_WHAT YOU SHOULD DO_
Write out the data below exactly as given, without any of its pictures.

_GIVEN INFORMATION_
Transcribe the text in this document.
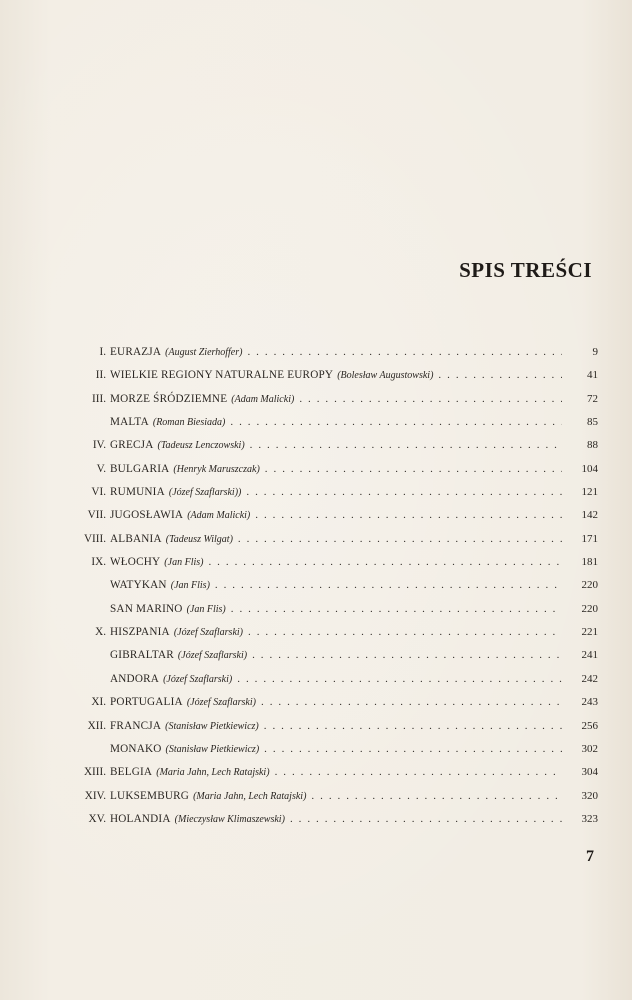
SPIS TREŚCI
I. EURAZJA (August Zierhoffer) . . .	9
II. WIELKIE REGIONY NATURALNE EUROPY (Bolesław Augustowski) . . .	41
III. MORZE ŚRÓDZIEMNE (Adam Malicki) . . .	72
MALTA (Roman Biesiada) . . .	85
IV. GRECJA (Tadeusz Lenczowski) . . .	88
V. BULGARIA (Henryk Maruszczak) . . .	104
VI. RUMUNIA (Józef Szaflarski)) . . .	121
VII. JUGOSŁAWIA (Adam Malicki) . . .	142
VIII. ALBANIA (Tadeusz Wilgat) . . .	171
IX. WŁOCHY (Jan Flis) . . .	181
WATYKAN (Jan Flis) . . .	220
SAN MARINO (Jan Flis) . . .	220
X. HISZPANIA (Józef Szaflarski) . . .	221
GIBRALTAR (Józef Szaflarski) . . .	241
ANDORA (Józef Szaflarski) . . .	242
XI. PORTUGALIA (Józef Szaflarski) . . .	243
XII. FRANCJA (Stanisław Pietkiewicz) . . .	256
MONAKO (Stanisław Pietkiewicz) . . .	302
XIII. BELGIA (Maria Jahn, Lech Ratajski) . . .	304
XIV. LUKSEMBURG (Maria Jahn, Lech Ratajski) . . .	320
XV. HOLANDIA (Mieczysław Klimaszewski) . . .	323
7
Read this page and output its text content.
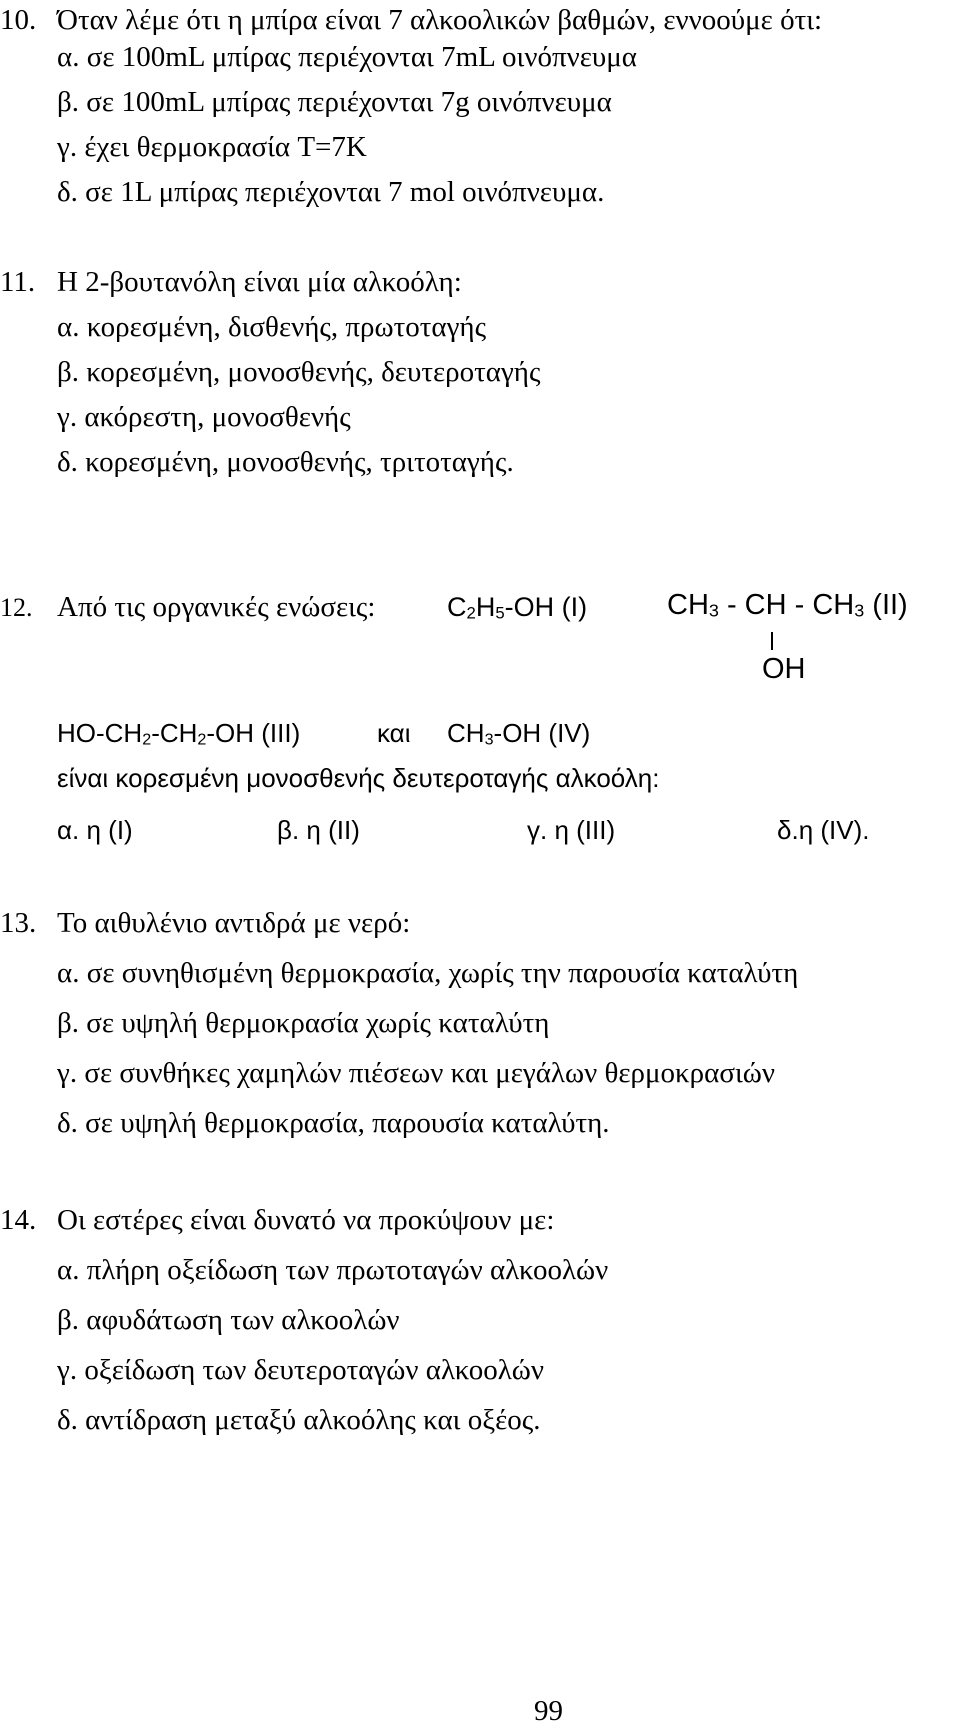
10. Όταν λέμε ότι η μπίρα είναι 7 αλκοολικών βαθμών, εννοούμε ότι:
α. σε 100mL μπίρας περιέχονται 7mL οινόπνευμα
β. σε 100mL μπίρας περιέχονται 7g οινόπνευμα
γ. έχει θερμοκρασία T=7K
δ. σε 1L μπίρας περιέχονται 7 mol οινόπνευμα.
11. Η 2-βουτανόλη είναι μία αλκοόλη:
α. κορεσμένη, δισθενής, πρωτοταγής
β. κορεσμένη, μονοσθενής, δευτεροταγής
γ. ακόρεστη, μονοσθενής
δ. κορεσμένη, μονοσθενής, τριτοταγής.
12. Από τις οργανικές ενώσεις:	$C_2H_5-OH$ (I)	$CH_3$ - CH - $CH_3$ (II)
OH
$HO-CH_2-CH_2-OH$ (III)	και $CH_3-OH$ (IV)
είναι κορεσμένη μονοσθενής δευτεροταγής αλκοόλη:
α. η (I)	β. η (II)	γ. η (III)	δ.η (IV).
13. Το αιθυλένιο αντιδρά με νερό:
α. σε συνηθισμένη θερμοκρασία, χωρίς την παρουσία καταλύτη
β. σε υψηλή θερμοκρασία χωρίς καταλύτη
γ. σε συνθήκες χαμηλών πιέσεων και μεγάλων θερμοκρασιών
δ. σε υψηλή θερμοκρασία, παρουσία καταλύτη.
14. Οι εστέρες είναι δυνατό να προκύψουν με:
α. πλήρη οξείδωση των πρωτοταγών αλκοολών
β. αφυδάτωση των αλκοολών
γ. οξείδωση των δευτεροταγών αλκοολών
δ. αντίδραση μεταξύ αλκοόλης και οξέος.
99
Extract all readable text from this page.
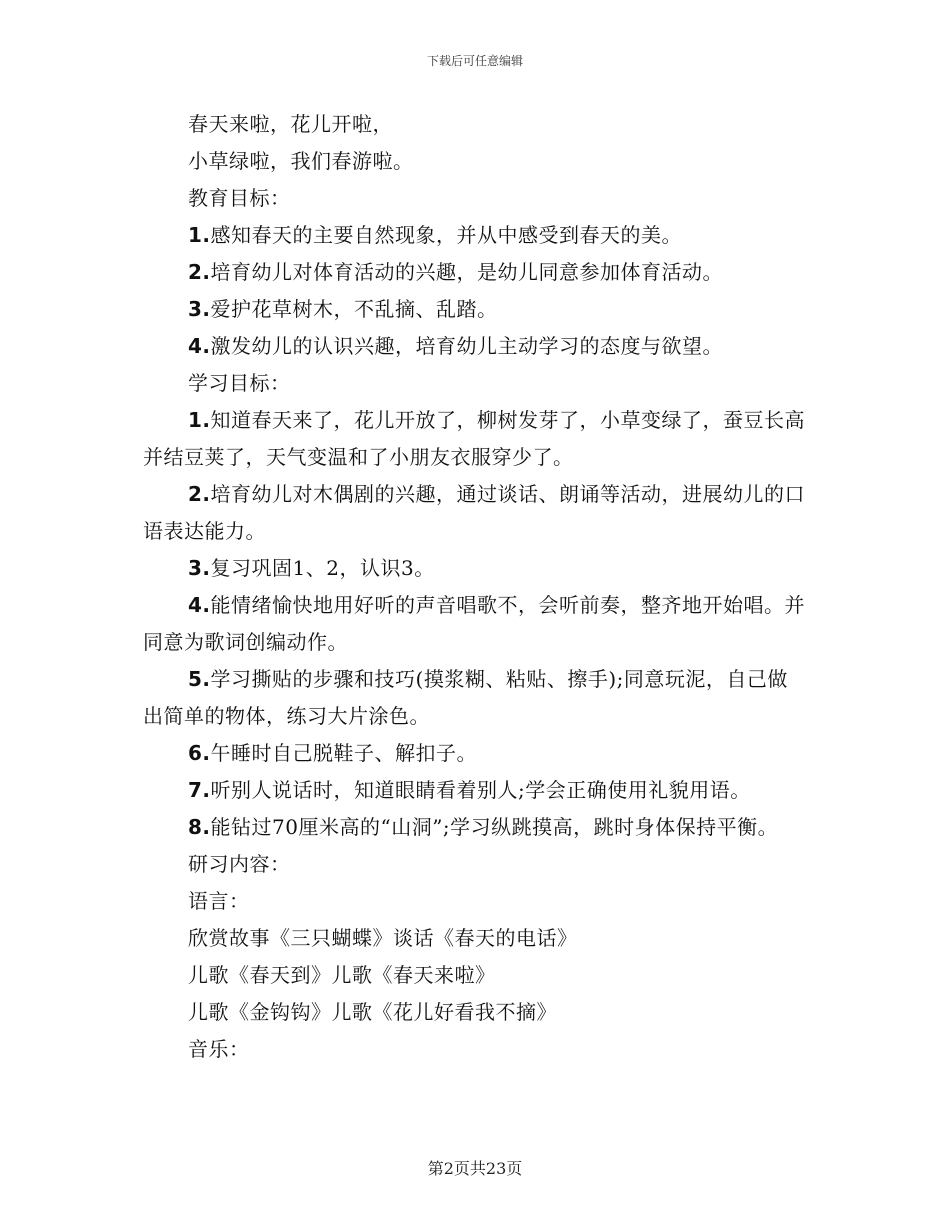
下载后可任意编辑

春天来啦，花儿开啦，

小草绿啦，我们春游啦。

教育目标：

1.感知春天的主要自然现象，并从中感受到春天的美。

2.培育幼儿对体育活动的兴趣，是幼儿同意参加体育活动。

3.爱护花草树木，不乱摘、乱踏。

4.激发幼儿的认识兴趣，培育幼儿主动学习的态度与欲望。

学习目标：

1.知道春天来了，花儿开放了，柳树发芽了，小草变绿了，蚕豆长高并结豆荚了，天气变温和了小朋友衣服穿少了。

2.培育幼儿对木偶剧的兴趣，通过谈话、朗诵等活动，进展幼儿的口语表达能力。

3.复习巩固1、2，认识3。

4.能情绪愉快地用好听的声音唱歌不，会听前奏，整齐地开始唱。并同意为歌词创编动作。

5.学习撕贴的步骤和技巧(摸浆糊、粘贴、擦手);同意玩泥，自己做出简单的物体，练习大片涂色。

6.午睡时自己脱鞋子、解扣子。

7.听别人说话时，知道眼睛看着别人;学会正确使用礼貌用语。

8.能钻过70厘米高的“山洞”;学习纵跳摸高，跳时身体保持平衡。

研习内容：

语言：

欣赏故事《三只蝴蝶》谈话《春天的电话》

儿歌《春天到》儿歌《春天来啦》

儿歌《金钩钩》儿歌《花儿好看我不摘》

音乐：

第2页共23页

_OUTPUT FOR THIS TASK_
Transcribe the text in this document.
SPIS TREŚCI
I. EURAZJA (August Zierhoffer) . . .	9
II. WIELKIE REGIONY NATURALNE EUROPY (Bolesław Augustowski) . . .	41
III. MORZE ŚRÓDZIEMNE (Adam Malicki) . . .	72
MALTA (Roman Biesiada) . . .	85
IV. GRECJA (Tadeusz Lenczowski) . . .	88
V. BULGARIA (Henryk Maruszczak) . . .	104
VI. RUMUNIA (Józef Szaflarski)) . . .	121
VII. JUGOSŁAWIA (Adam Malicki) . . .	142
VIII. ALBANIA (Tadeusz Wilgat) . . .	171
IX. WŁOCHY (Jan Flis) . . .	181
WATYKAN (Jan Flis) . . .	220
SAN MARINO (Jan Flis) . . .	220
X. HISZPANIA (Józef Szaflarski) . . .	221
GIBRALTAR (Józef Szaflarski) . . .	241
ANDORA (Józef Szaflarski) . . .	242
XI. PORTUGALIA (Józef Szaflarski) . . .	243
XII. FRANCJA (Stanisław Pietkiewicz) . . .	256
MONAKO (Stanisław Pietkiewicz) . . .	302
XIII. BELGIA (Maria Jahn, Lech Ratajski) . . .	304
XIV. LUKSEMBURG (Maria Jahn, Lech Ratajski) . . .	320
XV. HOLANDIA (Mieczysław Klimaszewski) . . .	323
7
Read this page and output its text content.
10. Όταν λέμε ότι η μπίρα είναι 7 αλκοολικών βαθμών, εννοούμε ότι:
α. σε 100mL μπίρας περιέχονται 7mL οινόπνευμα
β. σε 100mL μπίρας περιέχονται 7g οινόπνευμα
γ. έχει θερμοκρασία T=7K
δ. σε 1L μπίρας περιέχονται 7 mol οινόπνευμα.
11. Η 2-βουτανόλη είναι μία αλκοόλη:
α. κορεσμένη, δισθενής, πρωτοταγής
β. κορεσμένη, μονοσθενής, δευτεροταγής
γ. ακόρεστη, μονοσθενής
δ. κορεσμένη, μονοσθενής, τριτοταγής.
12. Από τις οργανικές ενώσεις:	$C_2H_5-OH$ (I)	$CH_3$ - CH - $CH_3$ (II)
OH
$HO-CH_2-CH_2-OH$ (III)	και $CH_3-OH$ (IV)
είναι κορεσμένη μονοσθενής δευτεροταγής αλκοόλη:
α. η (I)	β. η (II)	γ. η (III)	δ.η (IV).
13. Το αιθυλένιο αντιδρά με νερό:
α. σε συνηθισμένη θερμοκρασία, χωρίς την παρουσία καταλύτη
β. σε υψηλή θερμοκρασία χωρίς καταλύτη
γ. σε συνθήκες χαμηλών πιέσεων και μεγάλων θερμοκρασιών
δ. σε υψηλή θερμοκρασία, παρουσία καταλύτη.
14. Οι εστέρες είναι δυνατό να προκύψουν με:
α. πλήρη οξείδωση των πρωτοταγών αλκοολών
β. αφυδάτωση των αλκοολών
γ. οξείδωση των δευτεροταγών αλκοολών
δ. αντίδραση μεταξύ αλκοόλης και οξέος.
99
Extract all readable text from this page.
下载后可任意编辑

春天来啦，花儿开啦，

小草绿啦，我们春游啦。

教育目标：

1.感知春天的主要自然现象，并从中感受到春天的美。

2.培育幼儿对体育活动的兴趣，是幼儿同意参加体育活动。

3.爱护花草树木，不乱摘、乱踏。

4.激发幼儿的认识兴趣，培育幼儿主动学习的态度与欲望。

学习目标：

1.知道春天来了，花儿开放了，柳树发芽了，小草变绿了，蚕豆长高并结豆荚了，天气变温和了小朋友衣服穿少了。

2.培育幼儿对木偶剧的兴趣，通过谈话、朗诵等活动，进展幼儿的口语表达能力。

3.复习巩固1、2，认识3。

4.能情绪愉快地用好听的声音唱歌不，会听前奏，整齐地开始唱。并同意为歌词创编动作。

5.学习撕贴的步骤和技巧(摸浆糊、粘贴、擦手);同意玩泥，自己做出简单的物体，练习大片涂色。

6.午睡时自己脱鞋子、解扣子。

7.听别人说话时，知道眼睛看着别人;学会正确使用礼貌用语。

8.能钻过70厘米高的“山洞”;学习纵跳摸高，跳时身体保持平衡。

研习内容：

语言：

欣赏故事《三只蝴蝶》谈话《春天的电话》

儿歌《春天到》儿歌《春天来啦》

儿歌《金钩钩》儿歌《花儿好看我不摘》

音乐：

第2页共23页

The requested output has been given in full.